Your instructions -
Write out the data again in full, exactly as it reads.

## START Entries shown

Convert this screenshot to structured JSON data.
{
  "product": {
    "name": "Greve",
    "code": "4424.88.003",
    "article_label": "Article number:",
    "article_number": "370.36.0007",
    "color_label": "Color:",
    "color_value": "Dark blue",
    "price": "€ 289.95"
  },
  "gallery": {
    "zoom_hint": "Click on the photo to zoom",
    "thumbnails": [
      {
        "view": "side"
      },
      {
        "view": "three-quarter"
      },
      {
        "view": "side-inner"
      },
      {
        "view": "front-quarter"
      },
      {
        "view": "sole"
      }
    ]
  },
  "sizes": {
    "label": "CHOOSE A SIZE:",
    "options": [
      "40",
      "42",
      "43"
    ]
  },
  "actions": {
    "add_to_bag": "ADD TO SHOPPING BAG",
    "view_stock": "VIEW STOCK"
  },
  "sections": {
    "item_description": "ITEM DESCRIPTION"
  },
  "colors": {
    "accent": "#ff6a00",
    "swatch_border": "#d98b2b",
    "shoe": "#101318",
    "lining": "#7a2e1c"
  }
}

## END Entries shown

Solution for this problem -
Convert this screenshot to structured JSON data.
{
  "product": {
    "name": "Greve",
    "code": "4424.88.003",
    "article_label": "Article number:",
    "article_number": "370.36.0007",
    "color_label": "Color:",
    "color_value": "Dark blue",
    "price": "€ 289.95"
  },
  "gallery": {
    "zoom_hint": "Click on the photo to zoom",
    "thumbnails": [
      {
        "view": "side"
      },
      {
        "view": "three-quarter"
      },
      {
        "view": "side-inner"
      },
      {
        "view": "front-quarter"
      },
      {
        "view": "sole"
      }
    ]
  },
  "sizes": {
    "label": "CHOOSE A SIZE:",
    "options": [
      "40",
      "42",
      "43"
    ]
  },
  "actions": {
    "add_to_bag": "ADD TO SHOPPING BAG",
    "view_stock": "VIEW STOCK"
  },
  "sections": {
    "item_description": "ITEM DESCRIPTION"
  },
  "colors": {
    "accent": "#ff6a00",
    "swatch_border": "#d98b2b",
    "shoe": "#101318",
    "lining": "#7a2e1c"
  }
}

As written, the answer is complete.